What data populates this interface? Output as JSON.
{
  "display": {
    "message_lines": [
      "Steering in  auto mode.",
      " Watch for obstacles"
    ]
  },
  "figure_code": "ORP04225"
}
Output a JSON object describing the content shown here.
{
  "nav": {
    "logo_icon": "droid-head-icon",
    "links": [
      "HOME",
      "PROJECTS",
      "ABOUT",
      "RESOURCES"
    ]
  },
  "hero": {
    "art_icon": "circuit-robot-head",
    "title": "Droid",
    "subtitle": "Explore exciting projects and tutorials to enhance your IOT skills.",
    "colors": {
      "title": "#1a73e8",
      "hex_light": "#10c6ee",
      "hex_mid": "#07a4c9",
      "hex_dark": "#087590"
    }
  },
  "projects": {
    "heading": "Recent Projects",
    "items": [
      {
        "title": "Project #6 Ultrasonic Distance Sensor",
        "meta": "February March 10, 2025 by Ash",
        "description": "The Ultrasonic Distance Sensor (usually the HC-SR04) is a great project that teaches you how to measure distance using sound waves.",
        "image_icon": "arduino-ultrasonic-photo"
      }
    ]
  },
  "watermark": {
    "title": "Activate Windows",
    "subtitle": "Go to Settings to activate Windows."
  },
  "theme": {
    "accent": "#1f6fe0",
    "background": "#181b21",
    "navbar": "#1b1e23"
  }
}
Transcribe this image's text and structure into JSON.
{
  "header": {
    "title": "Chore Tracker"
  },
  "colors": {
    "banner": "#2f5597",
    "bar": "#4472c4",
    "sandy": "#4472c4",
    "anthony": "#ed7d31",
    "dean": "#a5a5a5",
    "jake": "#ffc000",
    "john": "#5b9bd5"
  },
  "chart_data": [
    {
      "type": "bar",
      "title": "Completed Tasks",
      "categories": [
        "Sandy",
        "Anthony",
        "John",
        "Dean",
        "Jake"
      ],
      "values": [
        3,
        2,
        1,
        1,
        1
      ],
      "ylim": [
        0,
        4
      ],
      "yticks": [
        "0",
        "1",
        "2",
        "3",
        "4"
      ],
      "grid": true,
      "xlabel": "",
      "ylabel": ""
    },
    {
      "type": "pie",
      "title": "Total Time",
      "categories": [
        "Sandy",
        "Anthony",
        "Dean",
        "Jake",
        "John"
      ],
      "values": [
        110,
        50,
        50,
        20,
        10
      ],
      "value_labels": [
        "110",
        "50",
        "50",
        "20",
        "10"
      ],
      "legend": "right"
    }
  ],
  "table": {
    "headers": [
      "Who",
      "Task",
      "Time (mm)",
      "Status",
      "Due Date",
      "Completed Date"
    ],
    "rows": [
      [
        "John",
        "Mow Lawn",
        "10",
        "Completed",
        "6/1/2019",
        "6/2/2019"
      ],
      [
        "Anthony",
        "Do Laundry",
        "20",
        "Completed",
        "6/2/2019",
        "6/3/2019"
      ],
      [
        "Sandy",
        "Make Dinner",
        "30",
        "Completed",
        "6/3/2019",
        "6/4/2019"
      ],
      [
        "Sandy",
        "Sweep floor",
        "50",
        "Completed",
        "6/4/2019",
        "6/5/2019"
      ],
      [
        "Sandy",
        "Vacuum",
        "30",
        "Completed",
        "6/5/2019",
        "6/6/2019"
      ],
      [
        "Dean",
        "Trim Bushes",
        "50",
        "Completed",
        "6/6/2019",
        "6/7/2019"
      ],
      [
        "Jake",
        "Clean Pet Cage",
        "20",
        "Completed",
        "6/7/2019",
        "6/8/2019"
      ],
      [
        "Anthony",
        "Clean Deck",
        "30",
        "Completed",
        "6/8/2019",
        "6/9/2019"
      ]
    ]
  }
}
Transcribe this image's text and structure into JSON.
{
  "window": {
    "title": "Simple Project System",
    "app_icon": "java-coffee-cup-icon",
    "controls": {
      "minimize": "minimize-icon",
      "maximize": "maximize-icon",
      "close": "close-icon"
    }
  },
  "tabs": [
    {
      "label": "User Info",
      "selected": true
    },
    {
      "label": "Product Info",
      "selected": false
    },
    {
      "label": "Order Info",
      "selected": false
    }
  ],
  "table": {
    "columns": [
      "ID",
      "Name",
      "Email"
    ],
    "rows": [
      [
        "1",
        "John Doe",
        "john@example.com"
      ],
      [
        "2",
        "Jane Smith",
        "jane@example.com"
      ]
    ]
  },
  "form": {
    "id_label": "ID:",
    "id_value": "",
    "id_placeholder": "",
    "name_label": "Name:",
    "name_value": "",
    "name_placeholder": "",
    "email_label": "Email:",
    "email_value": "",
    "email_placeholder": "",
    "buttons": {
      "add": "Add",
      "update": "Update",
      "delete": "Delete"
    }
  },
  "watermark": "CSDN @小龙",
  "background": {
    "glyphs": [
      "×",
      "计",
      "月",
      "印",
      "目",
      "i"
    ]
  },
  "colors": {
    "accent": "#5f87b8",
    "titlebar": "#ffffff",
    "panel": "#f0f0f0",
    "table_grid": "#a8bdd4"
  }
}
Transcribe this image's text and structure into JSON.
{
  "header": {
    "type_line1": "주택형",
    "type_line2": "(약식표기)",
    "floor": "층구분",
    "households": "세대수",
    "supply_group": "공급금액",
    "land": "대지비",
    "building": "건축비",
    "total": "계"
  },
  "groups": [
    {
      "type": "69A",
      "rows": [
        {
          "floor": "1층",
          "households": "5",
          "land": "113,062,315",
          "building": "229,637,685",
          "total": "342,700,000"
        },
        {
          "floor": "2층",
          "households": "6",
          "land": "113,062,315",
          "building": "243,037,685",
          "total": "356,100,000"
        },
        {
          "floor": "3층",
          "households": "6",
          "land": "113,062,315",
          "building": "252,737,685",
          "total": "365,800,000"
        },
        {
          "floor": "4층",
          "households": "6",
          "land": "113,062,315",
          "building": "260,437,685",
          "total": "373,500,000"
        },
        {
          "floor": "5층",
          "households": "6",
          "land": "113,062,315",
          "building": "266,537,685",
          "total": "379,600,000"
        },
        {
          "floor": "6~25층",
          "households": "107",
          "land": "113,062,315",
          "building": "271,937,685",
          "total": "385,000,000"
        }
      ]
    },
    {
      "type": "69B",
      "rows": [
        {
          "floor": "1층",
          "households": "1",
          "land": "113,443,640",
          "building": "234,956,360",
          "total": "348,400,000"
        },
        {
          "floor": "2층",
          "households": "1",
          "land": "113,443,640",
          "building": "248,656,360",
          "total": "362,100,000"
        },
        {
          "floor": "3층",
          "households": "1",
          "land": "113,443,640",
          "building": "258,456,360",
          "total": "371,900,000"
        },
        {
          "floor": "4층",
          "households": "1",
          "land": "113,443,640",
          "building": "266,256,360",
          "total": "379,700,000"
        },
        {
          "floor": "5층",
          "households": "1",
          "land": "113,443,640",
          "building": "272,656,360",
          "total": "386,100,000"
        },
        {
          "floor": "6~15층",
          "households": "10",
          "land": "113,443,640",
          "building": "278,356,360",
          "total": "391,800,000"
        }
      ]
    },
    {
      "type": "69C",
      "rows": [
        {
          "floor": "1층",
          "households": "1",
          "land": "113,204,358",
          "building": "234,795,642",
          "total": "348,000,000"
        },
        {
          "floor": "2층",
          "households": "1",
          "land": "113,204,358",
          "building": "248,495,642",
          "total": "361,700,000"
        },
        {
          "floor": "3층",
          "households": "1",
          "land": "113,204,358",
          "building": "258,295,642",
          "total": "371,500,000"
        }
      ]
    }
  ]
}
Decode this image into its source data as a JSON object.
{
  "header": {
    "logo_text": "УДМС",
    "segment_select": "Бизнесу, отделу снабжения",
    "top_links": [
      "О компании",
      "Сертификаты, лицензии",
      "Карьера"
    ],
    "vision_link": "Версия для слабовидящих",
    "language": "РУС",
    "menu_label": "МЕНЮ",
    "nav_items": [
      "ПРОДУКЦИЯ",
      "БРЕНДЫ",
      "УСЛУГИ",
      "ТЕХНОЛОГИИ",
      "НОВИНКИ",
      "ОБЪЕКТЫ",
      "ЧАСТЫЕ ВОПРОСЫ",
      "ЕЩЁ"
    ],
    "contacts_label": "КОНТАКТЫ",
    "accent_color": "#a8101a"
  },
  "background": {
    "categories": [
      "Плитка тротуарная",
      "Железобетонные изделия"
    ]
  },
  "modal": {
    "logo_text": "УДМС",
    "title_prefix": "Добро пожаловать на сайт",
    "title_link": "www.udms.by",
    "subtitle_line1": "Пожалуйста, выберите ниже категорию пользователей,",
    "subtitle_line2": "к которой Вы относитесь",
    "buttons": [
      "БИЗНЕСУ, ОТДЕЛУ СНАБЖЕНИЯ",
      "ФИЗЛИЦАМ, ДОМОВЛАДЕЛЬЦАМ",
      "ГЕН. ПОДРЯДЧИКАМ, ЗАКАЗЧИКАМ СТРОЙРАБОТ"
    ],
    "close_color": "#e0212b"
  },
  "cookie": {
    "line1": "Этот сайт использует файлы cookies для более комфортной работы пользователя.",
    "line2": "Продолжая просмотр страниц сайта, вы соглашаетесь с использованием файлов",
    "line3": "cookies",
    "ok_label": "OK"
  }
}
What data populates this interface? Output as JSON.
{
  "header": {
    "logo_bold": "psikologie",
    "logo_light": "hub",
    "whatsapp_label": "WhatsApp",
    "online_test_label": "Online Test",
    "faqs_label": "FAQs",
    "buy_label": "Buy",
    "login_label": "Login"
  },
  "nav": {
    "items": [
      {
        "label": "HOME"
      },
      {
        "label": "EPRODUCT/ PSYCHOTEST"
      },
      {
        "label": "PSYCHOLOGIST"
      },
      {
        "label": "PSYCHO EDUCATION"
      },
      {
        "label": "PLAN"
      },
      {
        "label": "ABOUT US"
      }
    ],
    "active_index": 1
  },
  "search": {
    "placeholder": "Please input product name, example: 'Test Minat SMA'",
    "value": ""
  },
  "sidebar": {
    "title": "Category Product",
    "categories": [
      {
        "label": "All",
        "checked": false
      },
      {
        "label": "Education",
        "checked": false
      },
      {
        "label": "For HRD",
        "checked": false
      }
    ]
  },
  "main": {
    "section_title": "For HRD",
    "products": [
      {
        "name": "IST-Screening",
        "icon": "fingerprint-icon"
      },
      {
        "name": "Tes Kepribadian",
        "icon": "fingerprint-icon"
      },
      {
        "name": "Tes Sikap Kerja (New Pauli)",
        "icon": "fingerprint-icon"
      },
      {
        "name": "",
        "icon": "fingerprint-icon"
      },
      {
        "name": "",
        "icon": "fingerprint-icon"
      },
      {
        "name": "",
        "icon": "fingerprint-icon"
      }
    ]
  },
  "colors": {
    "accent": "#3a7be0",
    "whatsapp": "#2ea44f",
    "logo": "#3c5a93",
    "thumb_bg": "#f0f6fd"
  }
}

> _Stated exercise_: Go through the records and copy each line with "object" in it.

> _Answer to this exercise_:
Output a JSON object describing the content shown here.
Decode this image into its source data as a JSON object.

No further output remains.